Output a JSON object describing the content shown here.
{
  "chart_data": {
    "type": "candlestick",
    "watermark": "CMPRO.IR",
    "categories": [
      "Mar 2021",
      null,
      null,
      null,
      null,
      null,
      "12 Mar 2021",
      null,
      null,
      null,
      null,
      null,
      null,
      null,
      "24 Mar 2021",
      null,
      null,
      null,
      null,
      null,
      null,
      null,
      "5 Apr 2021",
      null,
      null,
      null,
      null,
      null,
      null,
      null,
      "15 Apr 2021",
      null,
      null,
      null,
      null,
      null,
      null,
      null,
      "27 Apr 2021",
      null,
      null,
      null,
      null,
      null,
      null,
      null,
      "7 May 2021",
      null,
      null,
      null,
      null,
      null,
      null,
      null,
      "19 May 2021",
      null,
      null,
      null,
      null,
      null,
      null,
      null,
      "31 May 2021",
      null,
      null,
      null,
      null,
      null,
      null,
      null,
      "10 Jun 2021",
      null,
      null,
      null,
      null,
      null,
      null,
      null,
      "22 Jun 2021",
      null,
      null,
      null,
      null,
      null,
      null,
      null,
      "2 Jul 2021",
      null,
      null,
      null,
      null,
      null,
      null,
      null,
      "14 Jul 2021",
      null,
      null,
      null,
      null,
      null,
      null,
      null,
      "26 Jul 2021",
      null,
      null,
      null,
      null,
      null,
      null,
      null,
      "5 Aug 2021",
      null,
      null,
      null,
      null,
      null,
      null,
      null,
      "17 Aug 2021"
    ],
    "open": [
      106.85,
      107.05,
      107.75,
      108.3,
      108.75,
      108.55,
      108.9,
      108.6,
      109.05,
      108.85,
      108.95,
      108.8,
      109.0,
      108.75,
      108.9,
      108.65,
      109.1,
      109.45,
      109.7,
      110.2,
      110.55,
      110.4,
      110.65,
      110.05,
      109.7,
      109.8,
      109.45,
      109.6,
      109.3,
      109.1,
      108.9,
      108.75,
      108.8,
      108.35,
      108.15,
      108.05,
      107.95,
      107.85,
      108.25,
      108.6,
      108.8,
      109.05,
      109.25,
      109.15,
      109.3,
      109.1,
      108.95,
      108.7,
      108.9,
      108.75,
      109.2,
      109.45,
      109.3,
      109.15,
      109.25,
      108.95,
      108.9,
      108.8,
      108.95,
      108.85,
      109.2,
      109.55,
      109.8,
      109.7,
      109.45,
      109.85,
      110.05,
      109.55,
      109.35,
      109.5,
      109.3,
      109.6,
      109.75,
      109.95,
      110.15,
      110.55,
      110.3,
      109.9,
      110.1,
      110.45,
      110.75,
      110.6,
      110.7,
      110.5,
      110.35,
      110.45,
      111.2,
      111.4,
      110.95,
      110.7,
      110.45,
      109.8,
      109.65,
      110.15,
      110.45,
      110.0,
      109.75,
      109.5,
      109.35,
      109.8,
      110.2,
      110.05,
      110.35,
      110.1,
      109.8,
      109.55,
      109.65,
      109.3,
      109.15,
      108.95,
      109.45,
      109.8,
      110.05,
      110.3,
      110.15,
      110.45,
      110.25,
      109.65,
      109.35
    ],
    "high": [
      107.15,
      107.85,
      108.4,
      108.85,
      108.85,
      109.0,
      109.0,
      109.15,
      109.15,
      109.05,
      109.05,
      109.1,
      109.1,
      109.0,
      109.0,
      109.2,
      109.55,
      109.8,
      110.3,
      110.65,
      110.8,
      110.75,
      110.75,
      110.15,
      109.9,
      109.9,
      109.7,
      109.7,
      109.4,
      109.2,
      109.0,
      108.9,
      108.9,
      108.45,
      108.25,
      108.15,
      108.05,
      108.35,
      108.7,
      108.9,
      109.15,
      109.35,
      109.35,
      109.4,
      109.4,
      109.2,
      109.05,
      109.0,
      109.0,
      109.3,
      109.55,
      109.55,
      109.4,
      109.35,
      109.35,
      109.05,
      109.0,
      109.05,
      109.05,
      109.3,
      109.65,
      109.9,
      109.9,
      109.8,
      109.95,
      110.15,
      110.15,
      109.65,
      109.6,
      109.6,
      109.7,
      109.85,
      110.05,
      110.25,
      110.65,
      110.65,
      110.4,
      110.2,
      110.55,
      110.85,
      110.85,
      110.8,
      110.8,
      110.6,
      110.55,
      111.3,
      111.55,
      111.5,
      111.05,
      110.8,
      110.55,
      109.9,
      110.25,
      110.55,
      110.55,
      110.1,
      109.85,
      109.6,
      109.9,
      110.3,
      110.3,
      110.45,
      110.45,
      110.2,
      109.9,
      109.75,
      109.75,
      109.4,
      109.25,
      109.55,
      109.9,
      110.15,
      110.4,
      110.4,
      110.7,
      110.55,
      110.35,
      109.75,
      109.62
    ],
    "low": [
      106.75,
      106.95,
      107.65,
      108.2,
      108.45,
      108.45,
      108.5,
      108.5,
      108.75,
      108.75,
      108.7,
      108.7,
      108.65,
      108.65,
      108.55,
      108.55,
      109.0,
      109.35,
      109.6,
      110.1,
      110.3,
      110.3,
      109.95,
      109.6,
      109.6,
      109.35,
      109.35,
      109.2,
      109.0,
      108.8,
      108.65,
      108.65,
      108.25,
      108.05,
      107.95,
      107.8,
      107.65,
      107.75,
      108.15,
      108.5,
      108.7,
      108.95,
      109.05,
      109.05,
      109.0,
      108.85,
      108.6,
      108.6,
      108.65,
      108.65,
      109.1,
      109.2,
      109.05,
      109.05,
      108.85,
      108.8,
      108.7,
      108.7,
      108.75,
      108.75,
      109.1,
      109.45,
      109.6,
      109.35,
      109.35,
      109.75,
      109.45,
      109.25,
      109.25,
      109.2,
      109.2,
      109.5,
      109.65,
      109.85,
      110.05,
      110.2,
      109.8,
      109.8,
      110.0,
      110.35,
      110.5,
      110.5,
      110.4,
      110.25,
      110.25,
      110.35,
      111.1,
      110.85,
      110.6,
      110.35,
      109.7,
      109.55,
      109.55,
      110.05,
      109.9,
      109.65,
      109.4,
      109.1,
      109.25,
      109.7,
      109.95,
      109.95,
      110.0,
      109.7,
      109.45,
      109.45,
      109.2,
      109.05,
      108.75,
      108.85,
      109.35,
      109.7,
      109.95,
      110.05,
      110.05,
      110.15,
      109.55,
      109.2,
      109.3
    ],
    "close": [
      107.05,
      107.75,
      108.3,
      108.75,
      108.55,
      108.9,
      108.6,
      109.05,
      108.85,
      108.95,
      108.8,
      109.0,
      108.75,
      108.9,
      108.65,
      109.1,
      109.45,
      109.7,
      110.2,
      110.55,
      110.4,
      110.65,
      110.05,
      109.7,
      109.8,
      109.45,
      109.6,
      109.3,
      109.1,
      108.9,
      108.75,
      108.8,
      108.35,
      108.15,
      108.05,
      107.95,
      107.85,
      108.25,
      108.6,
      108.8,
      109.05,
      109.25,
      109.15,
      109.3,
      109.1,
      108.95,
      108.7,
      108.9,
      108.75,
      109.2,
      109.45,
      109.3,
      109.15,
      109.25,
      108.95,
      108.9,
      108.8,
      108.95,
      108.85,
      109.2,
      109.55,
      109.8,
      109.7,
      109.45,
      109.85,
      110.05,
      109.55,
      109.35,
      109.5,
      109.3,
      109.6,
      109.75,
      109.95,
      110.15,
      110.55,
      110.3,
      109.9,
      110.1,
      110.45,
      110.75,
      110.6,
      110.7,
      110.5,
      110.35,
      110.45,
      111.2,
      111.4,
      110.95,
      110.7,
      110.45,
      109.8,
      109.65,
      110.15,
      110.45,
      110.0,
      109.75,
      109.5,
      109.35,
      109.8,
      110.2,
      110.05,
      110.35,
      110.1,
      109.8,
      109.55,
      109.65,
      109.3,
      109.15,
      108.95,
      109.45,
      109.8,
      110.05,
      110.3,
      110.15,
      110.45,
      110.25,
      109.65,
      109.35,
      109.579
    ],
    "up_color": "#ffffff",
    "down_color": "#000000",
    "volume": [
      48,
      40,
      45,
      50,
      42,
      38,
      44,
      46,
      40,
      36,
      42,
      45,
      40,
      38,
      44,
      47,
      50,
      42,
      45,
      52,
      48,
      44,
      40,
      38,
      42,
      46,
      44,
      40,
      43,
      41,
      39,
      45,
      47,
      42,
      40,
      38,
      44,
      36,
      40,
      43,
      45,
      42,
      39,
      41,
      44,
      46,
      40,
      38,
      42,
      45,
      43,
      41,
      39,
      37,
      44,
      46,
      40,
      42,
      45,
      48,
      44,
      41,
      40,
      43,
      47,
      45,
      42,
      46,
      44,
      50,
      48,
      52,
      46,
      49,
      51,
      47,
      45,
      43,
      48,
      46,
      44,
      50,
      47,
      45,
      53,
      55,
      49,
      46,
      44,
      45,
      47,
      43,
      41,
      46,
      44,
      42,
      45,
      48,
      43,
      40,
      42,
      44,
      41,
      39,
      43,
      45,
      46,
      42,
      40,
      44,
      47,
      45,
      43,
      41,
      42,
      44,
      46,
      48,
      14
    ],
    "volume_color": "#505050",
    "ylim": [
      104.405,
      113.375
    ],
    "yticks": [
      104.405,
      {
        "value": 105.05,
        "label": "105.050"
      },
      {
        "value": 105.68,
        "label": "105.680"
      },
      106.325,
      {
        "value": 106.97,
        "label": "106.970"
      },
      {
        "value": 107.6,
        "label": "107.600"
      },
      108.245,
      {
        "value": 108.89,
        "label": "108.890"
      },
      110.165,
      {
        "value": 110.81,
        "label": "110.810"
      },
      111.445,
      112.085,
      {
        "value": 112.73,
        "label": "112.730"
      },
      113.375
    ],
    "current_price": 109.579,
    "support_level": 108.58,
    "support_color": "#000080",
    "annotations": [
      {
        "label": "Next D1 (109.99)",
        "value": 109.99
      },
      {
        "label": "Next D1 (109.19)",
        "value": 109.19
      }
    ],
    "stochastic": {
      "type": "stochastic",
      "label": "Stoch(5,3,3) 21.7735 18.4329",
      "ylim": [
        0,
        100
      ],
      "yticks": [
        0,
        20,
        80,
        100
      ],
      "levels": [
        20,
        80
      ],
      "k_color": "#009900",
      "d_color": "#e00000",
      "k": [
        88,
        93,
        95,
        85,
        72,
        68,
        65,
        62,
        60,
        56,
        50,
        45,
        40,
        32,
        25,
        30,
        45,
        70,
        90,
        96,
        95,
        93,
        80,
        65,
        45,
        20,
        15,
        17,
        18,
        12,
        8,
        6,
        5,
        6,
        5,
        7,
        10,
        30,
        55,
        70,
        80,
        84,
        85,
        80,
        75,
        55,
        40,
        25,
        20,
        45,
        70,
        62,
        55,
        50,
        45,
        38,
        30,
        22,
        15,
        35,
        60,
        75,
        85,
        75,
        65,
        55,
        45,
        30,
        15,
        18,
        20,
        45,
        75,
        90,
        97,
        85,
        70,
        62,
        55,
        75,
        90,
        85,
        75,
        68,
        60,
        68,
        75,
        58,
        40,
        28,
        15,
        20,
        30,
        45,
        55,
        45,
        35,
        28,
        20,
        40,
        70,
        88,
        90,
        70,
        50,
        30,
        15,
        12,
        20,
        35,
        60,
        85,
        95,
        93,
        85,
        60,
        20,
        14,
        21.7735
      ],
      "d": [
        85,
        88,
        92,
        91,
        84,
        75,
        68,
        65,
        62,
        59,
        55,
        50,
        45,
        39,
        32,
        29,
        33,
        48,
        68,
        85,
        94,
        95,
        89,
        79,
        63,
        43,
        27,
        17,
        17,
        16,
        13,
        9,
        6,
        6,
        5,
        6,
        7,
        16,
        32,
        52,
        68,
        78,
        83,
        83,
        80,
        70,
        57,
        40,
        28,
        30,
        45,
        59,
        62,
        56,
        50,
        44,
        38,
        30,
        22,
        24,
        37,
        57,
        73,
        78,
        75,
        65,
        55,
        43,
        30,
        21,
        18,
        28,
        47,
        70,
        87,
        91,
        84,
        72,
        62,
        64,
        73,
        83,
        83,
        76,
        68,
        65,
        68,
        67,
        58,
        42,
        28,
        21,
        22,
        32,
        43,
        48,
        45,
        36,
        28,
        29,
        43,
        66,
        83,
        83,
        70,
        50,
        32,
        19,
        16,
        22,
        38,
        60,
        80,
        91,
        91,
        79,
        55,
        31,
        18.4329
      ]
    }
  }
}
============
Show each line of the data that contains the string "Next".

Solved problem:
        "label": "Next D1 (109.99)",
        "label": "Next D1 (109.19)",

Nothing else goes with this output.